▶ **任务说明**
请把摘录中从“- [Problem 2: Gradient”一直到“- traditional Chinese(zh)”的全部内容重写一遍，其中的“sentences”一律换成“句子”。

▶ **阅读摘录**
·····

文章目录
- Task
- Model
- Evaluation
- Baseline
- Gradescope
-
- [Problem 1: Visualize Positional Embedding](#Problem 1: Visualize Positional Embedding)
- [Problem 2: Gradient Explosion](#Problem 2: Gradient Explosion)
- [Code Link](#Code Link)
Task
Machine translation 中文翻译为英文
此任务没有什么难度,跟着课件中的hint做即可
Data
- Paired data
- TED2020: TED Talk
- Raw: 400,726 (sentences)
- Processed: 394, 052 (sentences)
- en, zh
- TED2020: TED Talk
- Monolingual data
- traditional Chinese(zh)
Workflow
-
Preprocessing
a. download raw data
b. clean and normalize
c. remove bad data (too long/short)
d. tokenization
-
Training
a. initialize a model
b. train it with training data
-
Testing
a. generate translation of test data
b. evaluate the performance
Model
Encoder
-
The Encoder is a RNN or Transformer Encoder. The following description is for RNN. For every input token, Encoder will generate a output vector and a hidden states vector, and the hidden states vector is passed on to the next step. In other words, the Encoder sequentially reads in the input sequence, and outputs a single vector at each timestep, then finally outputs the final hidden states, or content vector, at the last timestep.
-
Parameters:
- args
- encoder_embed_dim: the dimension of embeddings, this compresses the one-hot vector into fixed dimensions, which achieves dimension reduction
- encoder_ffn_embed_dim is the dimension of hidden states and output vectors
- encoder_layers is the number of layers for Encoder RNN
- dropout determines the probability of a neuron's activation being set to 0, in order to prevent overfitting. Generally this is applied in training, and removed in testing.
- dictionary: the dictionary provided by fairseq. it's used to obtain the padding index, and in turn the encoder padding mask.

·····

▶ **相关记录**
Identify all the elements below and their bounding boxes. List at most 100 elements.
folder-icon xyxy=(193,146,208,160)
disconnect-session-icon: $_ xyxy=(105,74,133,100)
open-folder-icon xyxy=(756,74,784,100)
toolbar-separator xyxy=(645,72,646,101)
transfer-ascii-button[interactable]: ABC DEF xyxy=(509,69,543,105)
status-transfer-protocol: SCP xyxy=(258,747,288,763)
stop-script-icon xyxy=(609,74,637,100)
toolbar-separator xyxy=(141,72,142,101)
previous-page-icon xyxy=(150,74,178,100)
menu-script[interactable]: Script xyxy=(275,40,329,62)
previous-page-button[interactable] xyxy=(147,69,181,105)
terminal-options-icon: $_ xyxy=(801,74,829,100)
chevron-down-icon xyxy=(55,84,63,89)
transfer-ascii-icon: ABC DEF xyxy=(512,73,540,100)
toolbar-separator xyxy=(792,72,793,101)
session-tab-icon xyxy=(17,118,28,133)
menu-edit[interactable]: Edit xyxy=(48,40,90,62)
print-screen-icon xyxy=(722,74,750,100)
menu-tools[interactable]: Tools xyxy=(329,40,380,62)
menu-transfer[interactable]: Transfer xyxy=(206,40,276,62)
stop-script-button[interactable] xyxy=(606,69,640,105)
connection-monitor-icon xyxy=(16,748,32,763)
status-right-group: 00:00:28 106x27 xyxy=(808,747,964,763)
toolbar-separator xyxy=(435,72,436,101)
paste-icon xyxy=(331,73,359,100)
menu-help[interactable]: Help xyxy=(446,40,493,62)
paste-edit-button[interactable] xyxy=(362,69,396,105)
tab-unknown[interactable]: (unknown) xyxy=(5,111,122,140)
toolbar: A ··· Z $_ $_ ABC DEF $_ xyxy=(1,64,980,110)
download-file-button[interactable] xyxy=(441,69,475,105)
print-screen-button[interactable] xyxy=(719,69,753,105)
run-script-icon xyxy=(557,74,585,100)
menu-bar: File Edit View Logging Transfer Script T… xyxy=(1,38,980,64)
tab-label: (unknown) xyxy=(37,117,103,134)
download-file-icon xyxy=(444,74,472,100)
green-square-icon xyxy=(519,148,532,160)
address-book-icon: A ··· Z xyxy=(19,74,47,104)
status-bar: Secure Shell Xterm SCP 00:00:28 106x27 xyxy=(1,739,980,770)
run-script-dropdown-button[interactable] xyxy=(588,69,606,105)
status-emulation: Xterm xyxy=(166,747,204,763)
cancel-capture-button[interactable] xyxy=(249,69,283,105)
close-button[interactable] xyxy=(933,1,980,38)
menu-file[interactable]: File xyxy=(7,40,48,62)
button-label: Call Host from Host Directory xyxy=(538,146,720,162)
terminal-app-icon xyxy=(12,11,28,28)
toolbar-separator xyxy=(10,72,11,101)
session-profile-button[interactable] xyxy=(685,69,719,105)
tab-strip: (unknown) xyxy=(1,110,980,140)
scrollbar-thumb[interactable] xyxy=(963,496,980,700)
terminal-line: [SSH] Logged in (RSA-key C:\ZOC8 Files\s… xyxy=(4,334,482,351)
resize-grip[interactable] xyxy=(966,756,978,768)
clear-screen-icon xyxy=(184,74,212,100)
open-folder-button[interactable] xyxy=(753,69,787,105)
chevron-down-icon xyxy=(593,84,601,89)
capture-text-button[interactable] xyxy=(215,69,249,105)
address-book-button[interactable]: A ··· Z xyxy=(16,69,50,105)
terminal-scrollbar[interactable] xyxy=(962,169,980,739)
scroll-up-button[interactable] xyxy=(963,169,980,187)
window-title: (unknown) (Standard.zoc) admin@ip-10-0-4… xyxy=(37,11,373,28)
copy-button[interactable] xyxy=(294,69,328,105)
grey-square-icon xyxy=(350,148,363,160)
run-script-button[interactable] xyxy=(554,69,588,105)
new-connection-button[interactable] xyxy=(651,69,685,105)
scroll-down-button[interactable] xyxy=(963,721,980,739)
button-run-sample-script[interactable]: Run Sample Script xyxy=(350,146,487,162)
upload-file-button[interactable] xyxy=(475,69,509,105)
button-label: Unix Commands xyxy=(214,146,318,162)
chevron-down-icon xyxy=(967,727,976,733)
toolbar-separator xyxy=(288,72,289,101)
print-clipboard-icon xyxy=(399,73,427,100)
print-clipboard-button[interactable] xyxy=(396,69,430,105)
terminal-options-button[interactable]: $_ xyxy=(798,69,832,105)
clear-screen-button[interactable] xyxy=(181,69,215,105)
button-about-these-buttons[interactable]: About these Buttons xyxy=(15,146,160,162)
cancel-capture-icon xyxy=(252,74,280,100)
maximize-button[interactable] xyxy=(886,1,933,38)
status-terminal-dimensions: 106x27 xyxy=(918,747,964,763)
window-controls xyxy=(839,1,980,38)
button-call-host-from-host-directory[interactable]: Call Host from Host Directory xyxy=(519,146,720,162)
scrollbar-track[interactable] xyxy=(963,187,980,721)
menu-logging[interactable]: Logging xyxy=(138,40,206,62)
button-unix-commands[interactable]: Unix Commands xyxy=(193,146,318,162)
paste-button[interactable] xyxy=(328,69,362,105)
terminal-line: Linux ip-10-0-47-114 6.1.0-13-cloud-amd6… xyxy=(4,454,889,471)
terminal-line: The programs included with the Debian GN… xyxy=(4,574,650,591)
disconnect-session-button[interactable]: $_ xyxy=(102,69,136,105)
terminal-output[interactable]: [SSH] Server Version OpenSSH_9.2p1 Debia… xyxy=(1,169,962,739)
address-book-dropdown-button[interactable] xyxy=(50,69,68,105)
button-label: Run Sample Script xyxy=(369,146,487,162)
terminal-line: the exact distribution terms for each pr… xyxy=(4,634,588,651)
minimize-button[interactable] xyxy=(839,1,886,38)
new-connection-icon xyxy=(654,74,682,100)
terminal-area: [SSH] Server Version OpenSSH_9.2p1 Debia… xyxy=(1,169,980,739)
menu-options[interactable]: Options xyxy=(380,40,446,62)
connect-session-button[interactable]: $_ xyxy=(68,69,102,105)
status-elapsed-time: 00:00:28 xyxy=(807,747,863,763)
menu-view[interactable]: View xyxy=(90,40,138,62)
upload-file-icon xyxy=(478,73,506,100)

·····

▶ **回答**
- [Problem 2: Gradient Explosion](#Problem 2: Gradient Explosion)
- [Code Link](#Code Link)
Task
Machine translation 中文翻译为英文
此任务没有什么难度,跟着课件中的hint做即可
Data
- Paired data
- TED2020: TED Talk
- Raw: 400,726 (句子)
- Processed: 394, 052 (句子)
- en, zh
- TED2020: TED Talk
- Monolingual data
- traditional Chinese(zh)